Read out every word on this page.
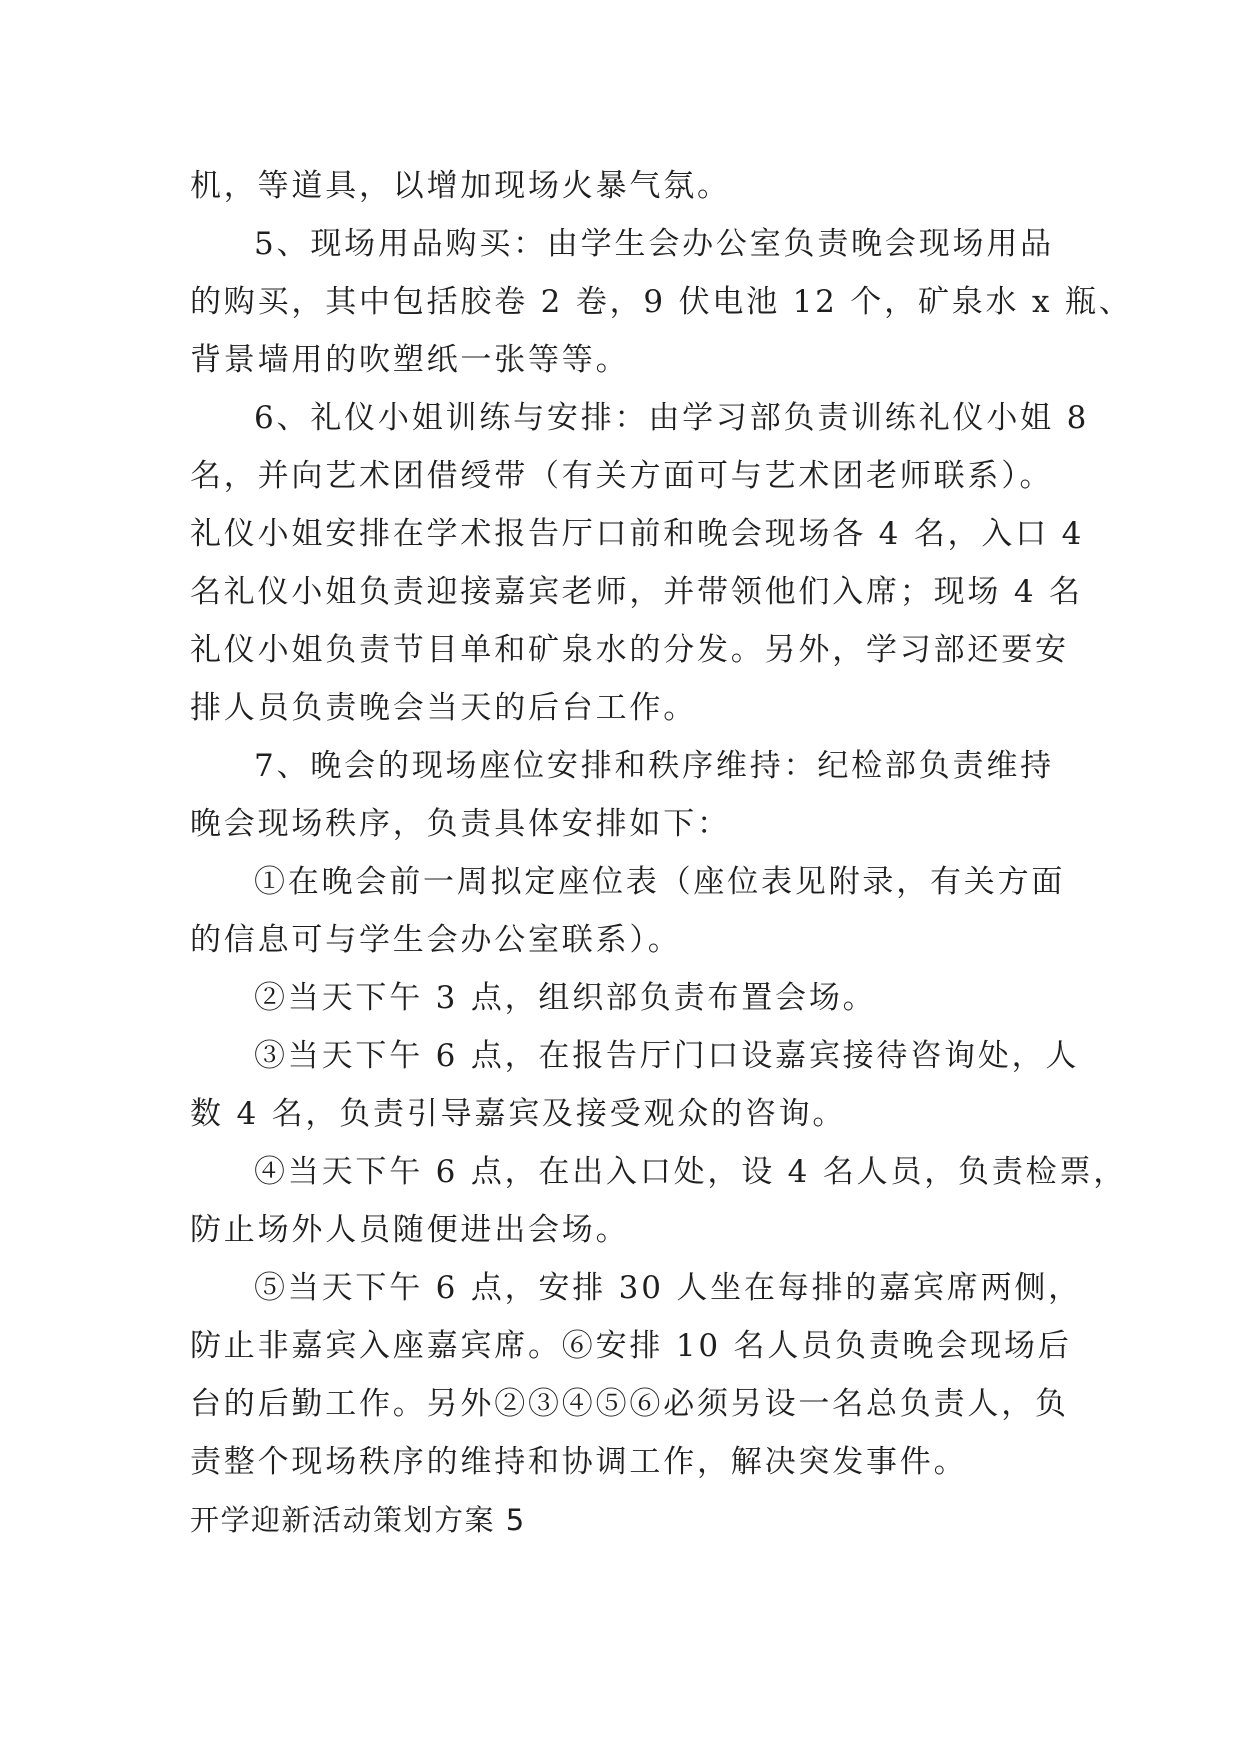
机，等道具，以增加现场火暴气氛。
5、现场用品购买：由学生会办公室负责晚会现场用品
的购买，其中包括胶卷 2 卷，9 伏电池 12 个，矿泉水 x 瓶、
背景墙用的吹塑纸一张等等。
6、礼仪小姐训练与安排：由学习部负责训练礼仪小姐 8
名，并向艺术团借绶带（有关方面可与艺术团老师联系）。
礼仪小姐安排在学术报告厅口前和晚会现场各 4 名，入口 4
名礼仪小姐负责迎接嘉宾老师，并带领他们入席；现场 4 名
礼仪小姐负责节目单和矿泉水的分发。另外，学习部还要安
排人员负责晚会当天的后台工作。
7、晚会的现场座位安排和秩序维持：纪检部负责维持
晚会现场秩序，负责具体安排如下：
①在晚会前一周拟定座位表（座位表见附录，有关方面
的信息可与学生会办公室联系）。
②当天下午 3 点，组织部负责布置会场。
③当天下午 6 点，在报告厅门口设嘉宾接待咨询处，人
数 4 名，负责引导嘉宾及接受观众的咨询。
④当天下午 6 点，在出入口处，设 4 名人员，负责检票，
防止场外人员随便进出会场。
⑤当天下午 6 点，安排 30 人坐在每排的嘉宾席两侧，
防止非嘉宾入座嘉宾席。⑥安排 10 名人员负责晚会现场后
台的后勤工作。另外②③④⑤⑥必须另设一名总负责人，负
责整个现场秩序的维持和协调工作，解决突发事件。
开学迎新活动策划方案 5
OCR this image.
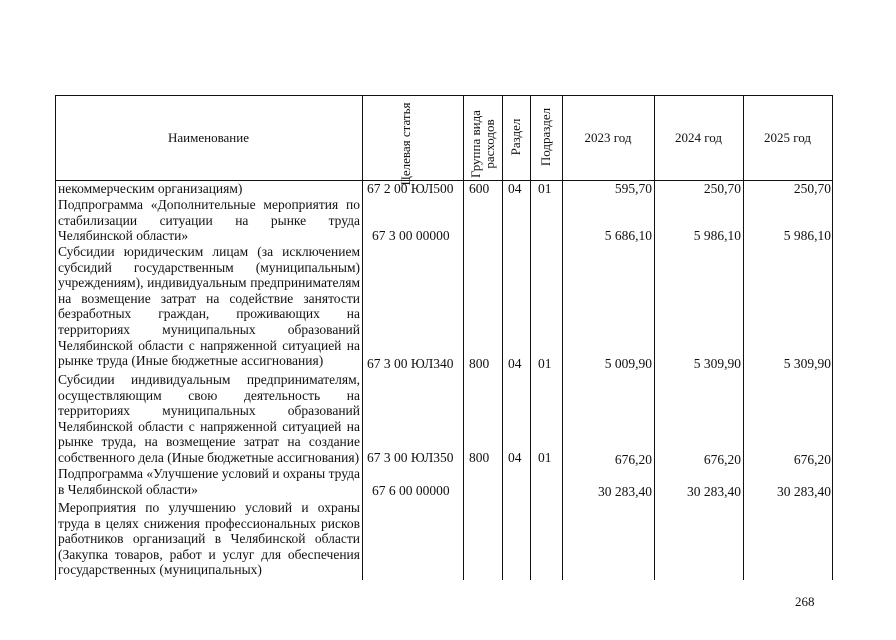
Наименование	Целевая статья	Группа вида расходов Раздел Подраздел	2023 год	2024 год	2025 год
некоммерческим организациям)	67 2 00 ЮЛ500 600 04 01	595,70	250,70	250,70
Подпрограмма «Дополнительные мероприятия по стабилизации ситуации на рынке труда Челябинской области»	67 3 00 00000	5 686,10	5 986,10	5 986,10
Субсидии юридическим лицам (за исключением субсидий государственным (муниципальным) учреждениям), индивидуальным предпринимателям на возмещение затрат на содействие занятости безработных граждан, проживающих на территориях муниципальных образований Челябинской области с напряженной ситуацией на рынке труда (Иные бюджетные ассигнования)	67 3 00 ЮЛ340 800 04 01	5 009,90	5 309,90	5 309,90
Субсидии индивидуальным предпринимателям, осуществляющим свою деятельность на территориях муниципальных образований Челябинской области с напряженной ситуацией на рынке труда, на возмещение затрат на создание собственного дела (Иные бюджетные ассигнования) 67 3 00 ЮЛ350 800 04 01	676,20	676,20	676,20
Подпрограмма «Улучшение условий и охраны труда в Челябинской области»	67 6 00 00000	30 283,40	30 283,40	30 283,40
Мероприятия по улучшению условий и охраны труда в целях снижения профессиональных рисков работников организаций в Челябинской области (Закупка товаров, работ и услуг для обеспечения государственных (муниципальных)
268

+++

Pictures stay out; repeat all the rest of the records exactly.

Read out every word on this page.
机，等道具，以增加现场火暴气氛。
5、现场用品购买：由学生会办公室负责晚会现场用品
的购买，其中包括胶卷 2 卷，9 伏电池 12 个，矿泉水 x 瓶、
背景墙用的吹塑纸一张等等。
6、礼仪小姐训练与安排：由学习部负责训练礼仪小姐 8
名，并向艺术团借绶带（有关方面可与艺术团老师联系）。
礼仪小姐安排在学术报告厅口前和晚会现场各 4 名，入口 4
名礼仪小姐负责迎接嘉宾老师，并带领他们入席；现场 4 名
礼仪小姐负责节目单和矿泉水的分发。另外，学习部还要安
排人员负责晚会当天的后台工作。
7、晚会的现场座位安排和秩序维持：纪检部负责维持
晚会现场秩序，负责具体安排如下：
①在晚会前一周拟定座位表（座位表见附录，有关方面
的信息可与学生会办公室联系）。
②当天下午 3 点，组织部负责布置会场。
③当天下午 6 点，在报告厅门口设嘉宾接待咨询处，人
数 4 名，负责引导嘉宾及接受观众的咨询。
④当天下午 6 点，在出入口处，设 4 名人员，负责检票，
防止场外人员随便进出会场。
⑤当天下午 6 点，安排 30 人坐在每排的嘉宾席两侧，
防止非嘉宾入座嘉宾席。⑥安排 10 名人员负责晚会现场后
台的后勤工作。另外②③④⑤⑥必须另设一名总负责人，负
责整个现场秩序的维持和协调工作，解决突发事件。
开学迎新活动策划方案 5
OCR this image.
Наименование	Целевая статья	Группа вида расходов Раздел Подраздел	2023 год	2024 год	2025 год
некоммерческим организациям)	67 2 00 ЮЛ500 600 04 01	595,70	250,70	250,70
Подпрограмма «Дополнительные мероприятия по стабилизации ситуации на рынке труда Челябинской области»	67 3 00 00000	5 686,10	5 986,10	5 986,10
Субсидии юридическим лицам (за исключением субсидий государственным (муниципальным) учреждениям), индивидуальным предпринимателям на возмещение затрат на содействие занятости безработных граждан, проживающих на территориях муниципальных образований Челябинской области с напряженной ситуацией на рынке труда (Иные бюджетные ассигнования)	67 3 00 ЮЛ340 800 04 01	5 009,90	5 309,90	5 309,90
Субсидии индивидуальным предпринимателям, осуществляющим свою деятельность на территориях муниципальных образований Челябинской области с напряженной ситуацией на рынке труда, на возмещение затрат на создание собственного дела (Иные бюджетные ассигнования) 67 3 00 ЮЛ350 800 04 01	676,20	676,20	676,20
Подпрограмма «Улучшение условий и охраны труда в Челябинской области»	67 6 00 00000	30 283,40	30 283,40	30 283,40
Мероприятия по улучшению условий и охраны труда в целях снижения профессиональных рисков работников организаций в Челябинской области (Закупка товаров, работ и услуг для обеспечения государственных (муниципальных)
268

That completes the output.